- _Listed entries_:

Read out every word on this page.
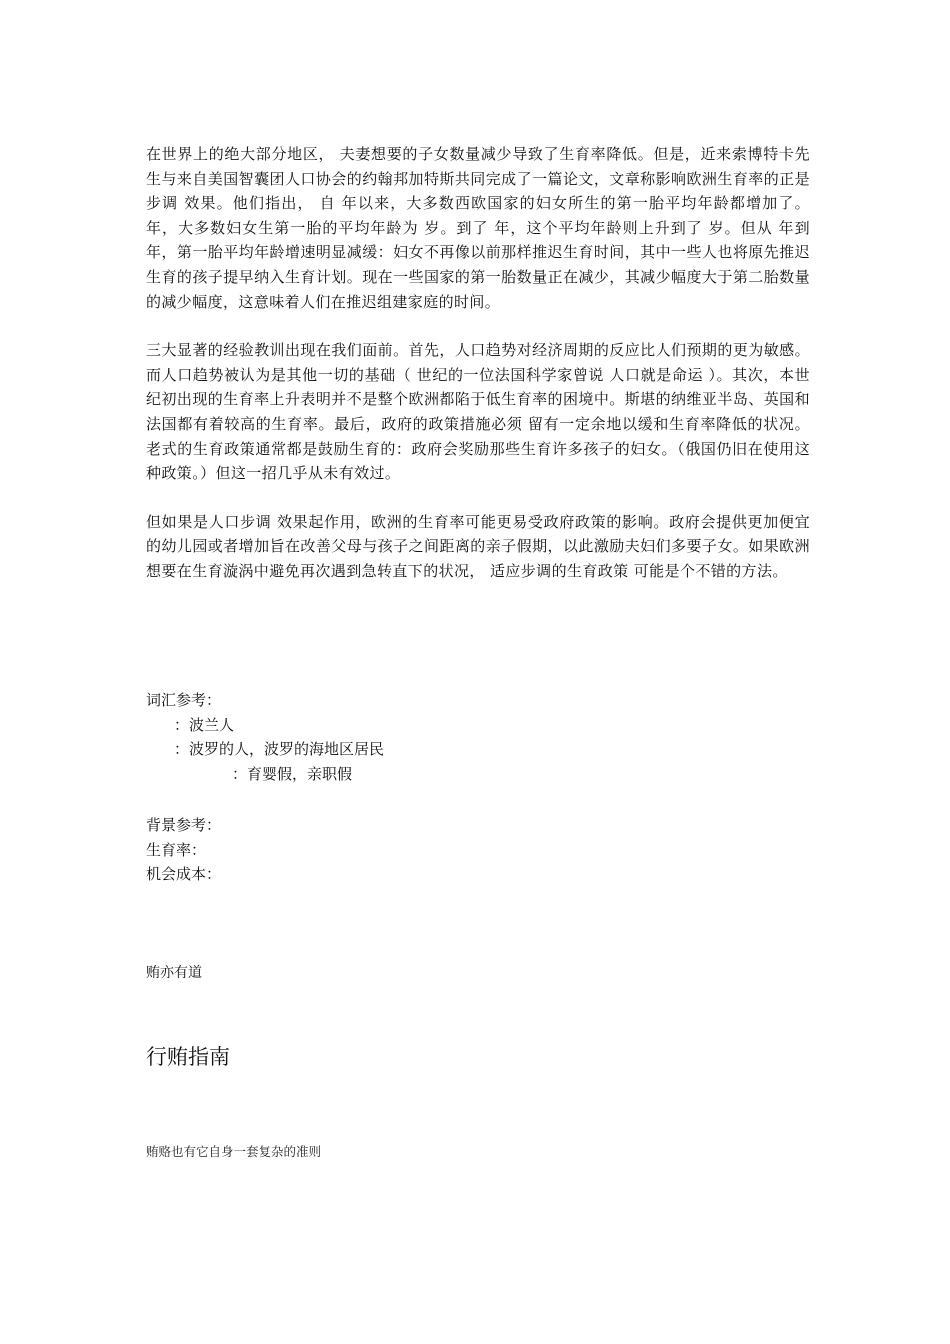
在世界上的绝大部分地区， 夫妻想要的子女数量减少导致了生育率降低。但是，近来索博特卡先生与来自美国智囊团人口协会的约翰邦加特斯共同完成了一篇论文，文章称影响欧洲生育率的正是 步调 效果。他们指出， 自 年以来，大多数西欧国家的妇女所生的第一胎平均年龄都增加了。 年，大多数妇女生第一胎的平均年龄为 岁。到了 年，这个平均年龄则上升到了 岁。但从 年到 年，第一胎平均年龄增速明显减缓：妇女不再像以前那样推迟生育时间，其中一些人也将原先推迟生育的孩子提早纳入生育计划。现在一些国家的第一胎数量正在减少，其减少幅度大于第二胎数量的减少幅度，这意味着人们在推迟组建家庭的时间。

三大显著的经验教训出现在我们面前。首先，人口趋势对经济周期的反应比人们预期的更为敏感。而人口趋势被认为是其他一切的基础（ 世纪的一位法国科学家曾说 人口就是命运 ）。其次，本世纪初出现的生育率上升表明并不是整个欧洲都陷于低生育率的困境中。斯堪的纳维亚半岛、英国和法国都有着较高的生育率。最后，政府的政策措施必须 留有一定余地以缓和生育率降低的状况。老式的生育政策通常都是鼓励生育的：政府会奖励那些生育许多孩子的妇女。（俄国仍旧在使用这种政策。）但这一招几乎从未有效过。

但如果是人口步调 效果起作用，欧洲的生育率可能更易受政府政策的影响。政府会提供更加便宜的幼儿园或者增加旨在改善父母与孩子之间距离的亲子假期，以此激励夫妇们多要子女。如果欧洲想要在生育漩涡中避免再次遇到急转直下的状况， 适应步调的生育政策 可能是个不错的方法。

词汇参考：

：波兰人

：波罗的人，波罗的海地区居民

：育婴假，亲职假

背景参考：

生育率：

机会成本：

贿亦有道

行贿指南

贿赂也有它自身一套复杂的准则
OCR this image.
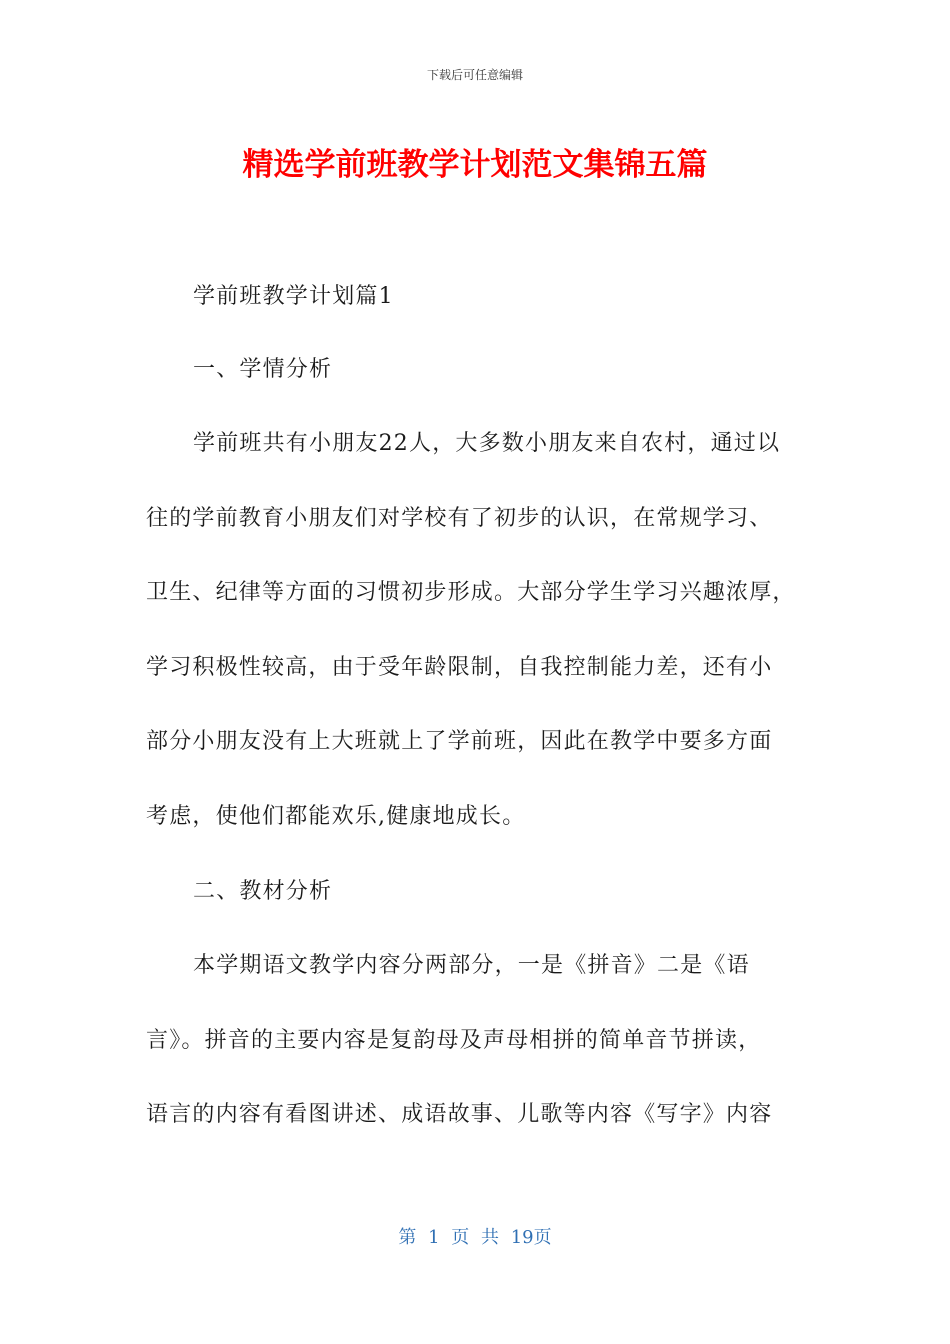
下载后可任意编辑
精选学前班教学计划范文集锦五篇

学前班教学计划篇1

一、学情分析

学前班共有小朋友22人，大多数小朋友来自农村，通过以

往的学前教育小朋友们对学校有了初步的认识，在常规学习、

卫生、纪律等方面的习惯初步形成。大部分学生学习兴趣浓厚，

学习积极性较高，由于受年龄限制，自我控制能力差，还有小

部分小朋友没有上大班就上了学前班，因此在教学中要多方面

考虑，使他们都能欢乐,健康地成长。

二、教材分析

本学期语文教学内容分两部分，一是《拼音》二是《语

言》。拼音的主要内容是复韵母及声母相拼的简单音节拼读，

语言的内容有看图讲述、成语故事、儿歌等内容《写字》内容

第 1 页 共 19页
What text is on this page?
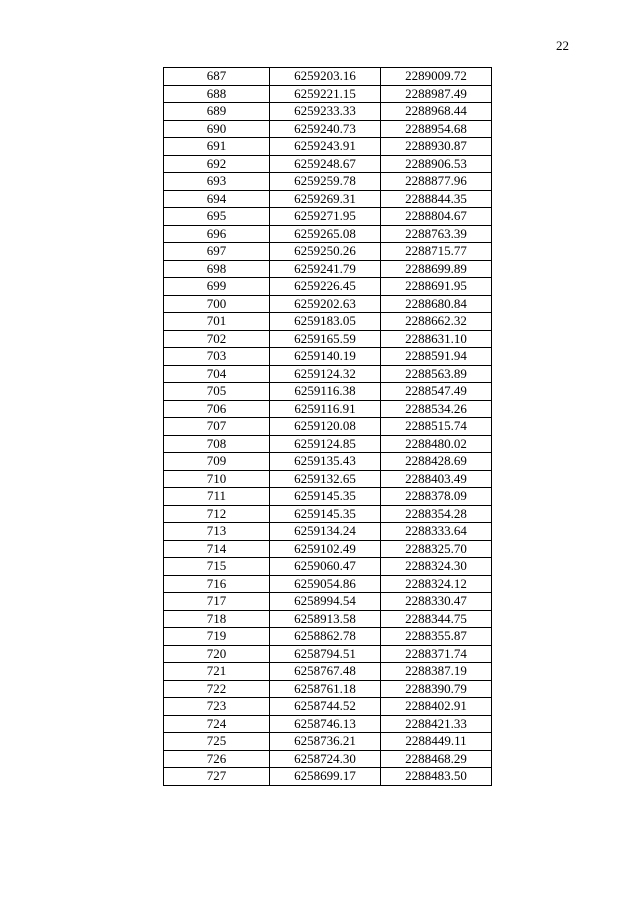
22
687	6259203.16	2289009.72
688	6259221.15	2288987.49
689	6259233.33	2288968.44
690	6259240.73	2288954.68
691	6259243.91	2288930.87
692	6259248.67	2288906.53
693	6259259.78	2288877.96
694	6259269.31	2288844.35
695	6259271.95	2288804.67
696	6259265.08	2288763.39
697	6259250.26	2288715.77
698	6259241.79	2288699.89
699	6259226.45	2288691.95
700	6259202.63	2288680.84
701	6259183.05	2288662.32
702	6259165.59	2288631.10
703	6259140.19	2288591.94
704	6259124.32	2288563.89
705	6259116.38	2288547.49
706	6259116.91	2288534.26
707	6259120.08	2288515.74
708	6259124.85	2288480.02
709	6259135.43	2288428.69
710	6259132.65	2288403.49
711	6259145.35	2288378.09
712	6259145.35	2288354.28
713	6259134.24	2288333.64
714	6259102.49	2288325.70
715	6259060.47	2288324.30
716	6259054.86	2288324.12
717	6258994.54	2288330.47
718	6258913.58	2288344.75
719	6258862.78	2288355.87
720	6258794.51	2288371.74
721	6258767.48	2288387.19
722	6258761.18	2288390.79
723	6258744.52	2288402.91
724	6258746.13	2288421.33
725	6258736.21	2288449.11
726	6258724.30	2288468.29
727	6258699.17	2288483.50
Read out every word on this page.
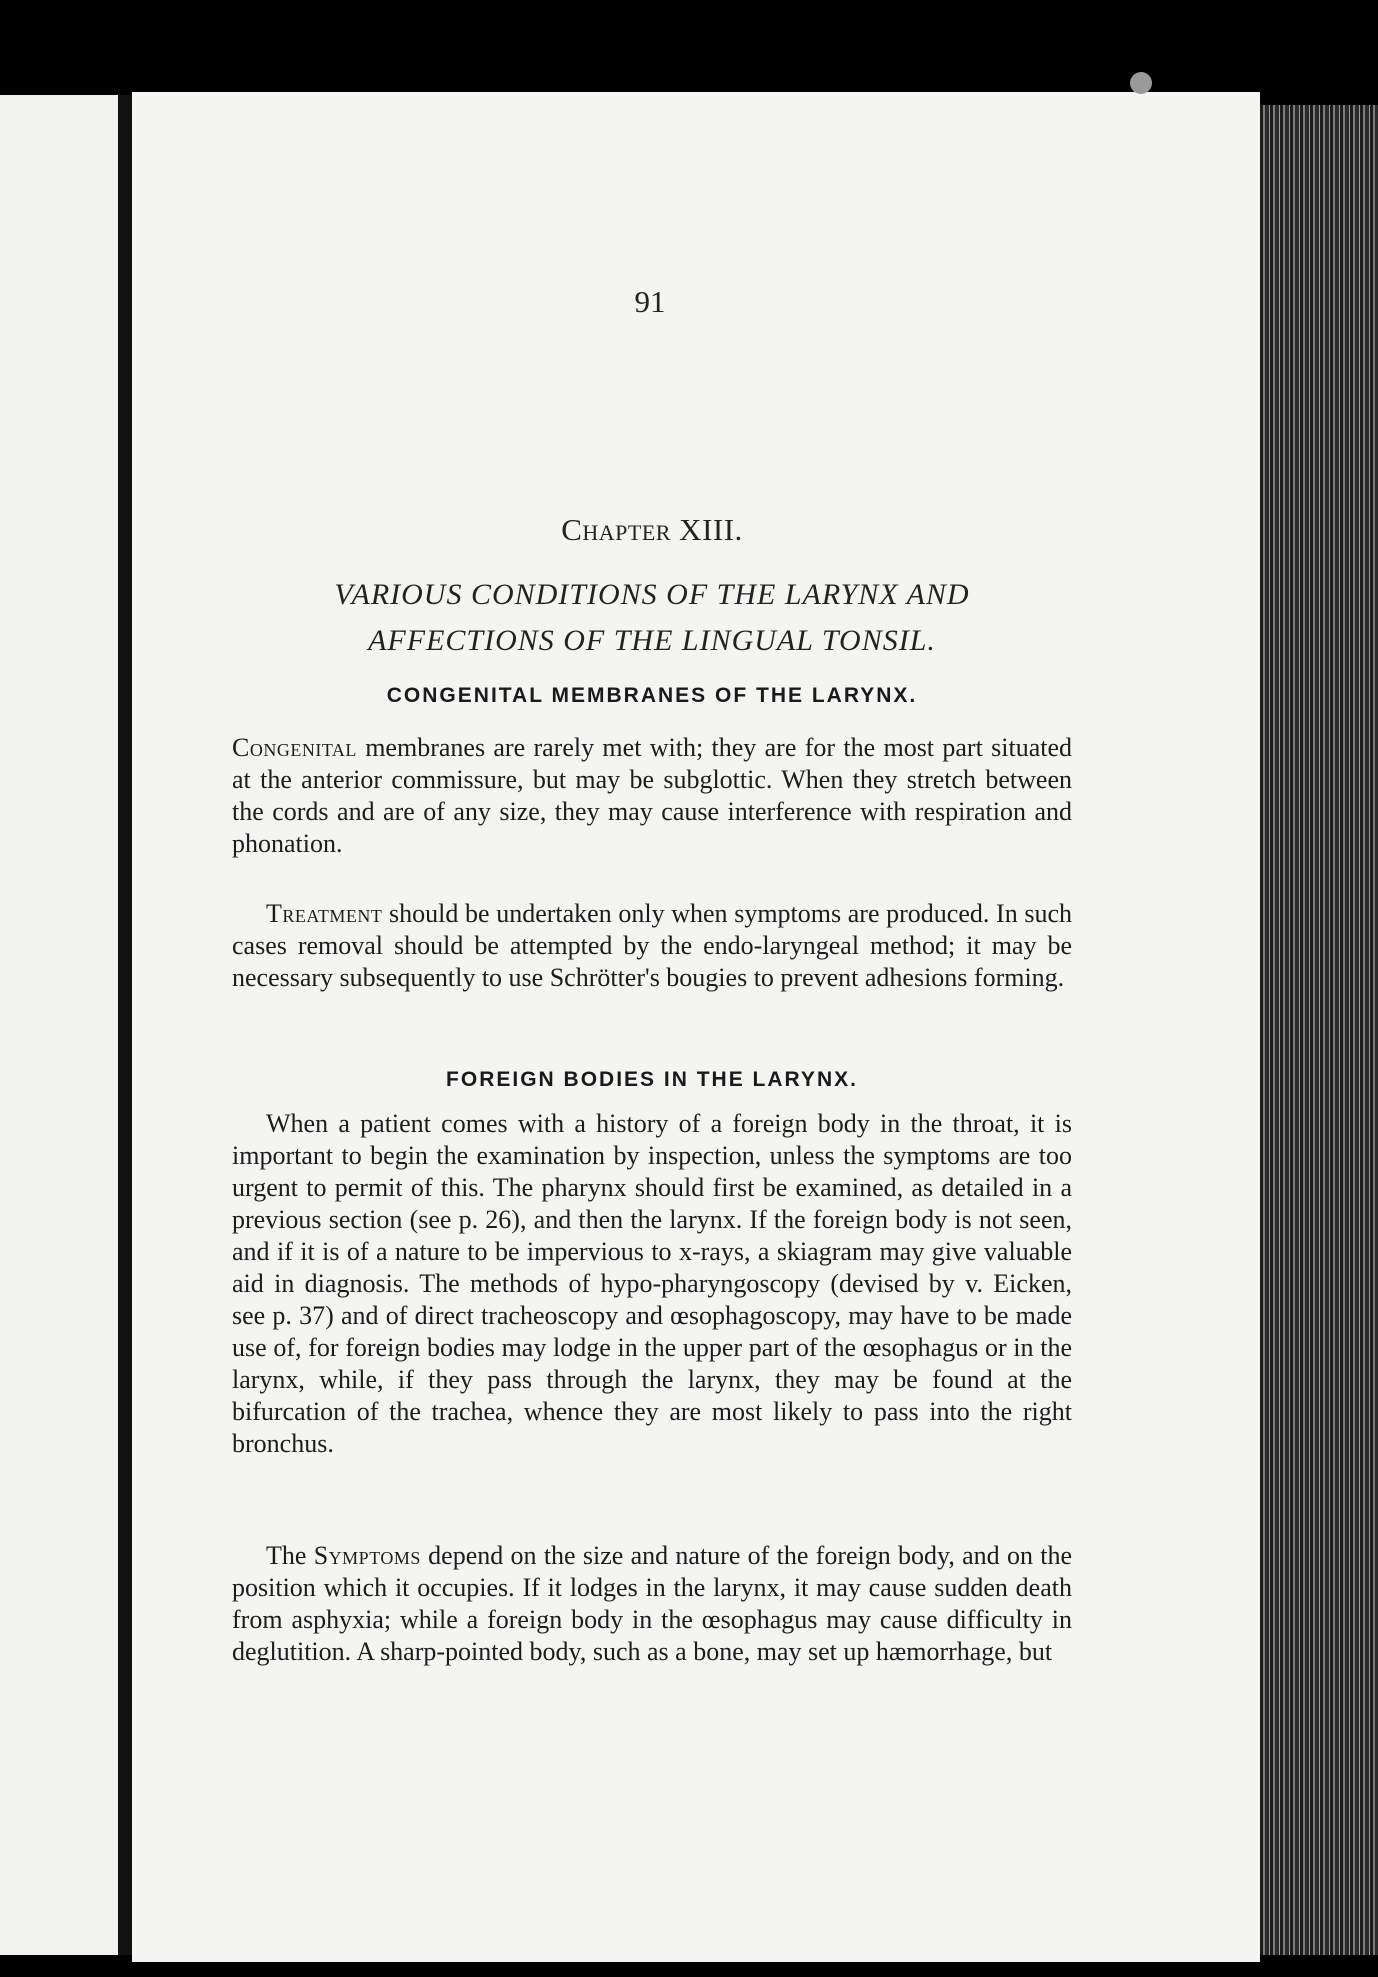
91
Chapter XIII.
VARIOUS CONDITIONS OF THE LARYNX AND
AFFECTIONS OF THE LINGUAL TONSIL.
CONGENITAL MEMBRANES OF THE LARYNX.

Congenital membranes are rarely met with; they are for the most part situated at the anterior commissure, but may be subglottic. When they stretch between the cords and are of any size, they may cause interference with respiration and phonation.

Treatment should be undertaken only when symptoms are produced. In such cases removal should be attempted by the endo-laryngeal method; it may be necessary subsequently to use Schrötter's bougies to prevent adhesions forming.

FOREIGN BODIES IN THE LARYNX.

When a patient comes with a history of a foreign body in the throat, it is important to begin the examination by inspection, unless the symptoms are too urgent to permit of this. The pharynx should first be examined, as detailed in a previous section (see p. 26), and then the larynx. If the foreign body is not seen, and if it is of a nature to be impervious to x-rays, a skiagram may give valuable aid in diagnosis. The methods of hypo-pharyngoscopy (devised by v. Eicken, see p. 37) and of direct tracheoscopy and œsophagoscopy, may have to be made use of, for foreign bodies may lodge in the upper part of the œsophagus or in the larynx, while, if they pass through the larynx, they may be found at the bifurcation of the trachea, whence they are most likely to pass into the right bronchus.

The Symptoms depend on the size and nature of the foreign body, and on the position which it occupies. If it lodges in the larynx, it may cause sudden death from asphyxia; while a foreign body in the œsophagus may cause difficulty in deglutition. A sharp-pointed body, such as a bone, may set up hæmorrhage, but
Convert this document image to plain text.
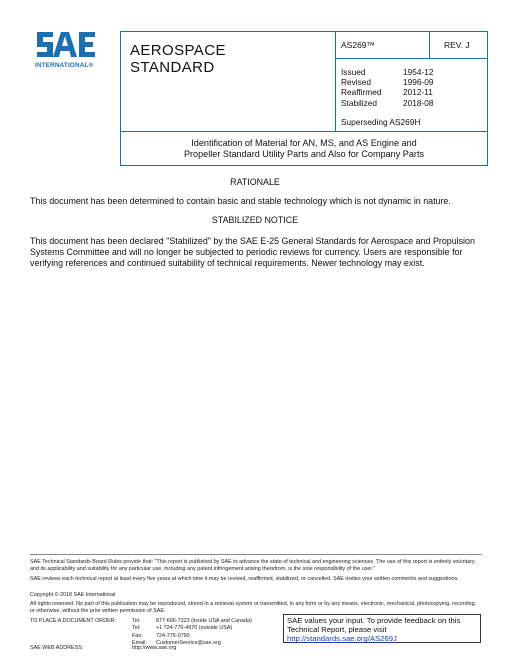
INTERNATIONAL®
AEROSPACE
STANDARD
AS269™	REV. J
Issued	1954-12
Revised	1996-09
Reaffirmed	2012-11
Stabilized	2018-08
Superseding AS269H
Identification of Material for AN, MS, and AS Engine and
Propeller Standard Utility Parts and Also for Company Parts
RATIONALE
This document has been determined to contain basic and stable technology which is not dynamic in nature.
STABILIZED NOTICE
This document has been declared "Stabilized" by the SAE E-25 General Standards for Aerospace and Propulsion Systems Committee and will no longer be subjected to periodic reviews for currency. Users are responsible for verifying references and continued suitability of technical requirements. Newer technology may exist.
SAE Technical Standards Board Rules provide that: "This report is published by SAE to advance the state of technical and engineering sciences. The use of this report is entirely voluntary, and its applicability and suitability for any particular use, including any patent infringement arising therefrom, is the sole responsibility of the user."
SAE reviews each technical report at least every five years at which time it may be revised, reaffirmed, stabilized, or cancelled. SAE invites your written comments and suggestions.
Copyright © 2018 SAE International
All rights reserved. No part of this publication may be reproduced, stored in a retrieval system or transmitted, in any form or by any means, electronic, mechanical, photocopying, recording, or otherwise, without the prior written permission of SAE.
TO PLACE A DOCUMENT ORDER:	Tel:	877-606-7323 (inside USA and Canada)
Tel:	+1 724-776-4970 (outside USA)
Fax:	724-776-0790
Email:	CustomerService@sae.org
SAE WEB ADDRESS:	http://www.sae.org
SAE values your input. To provide feedback on this Technical Report, please visit
http://standards.sae.org/AS269J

- _Given request_:
Only the number is needed: state how many lines in the listing contain "image".

- _Final result_:
2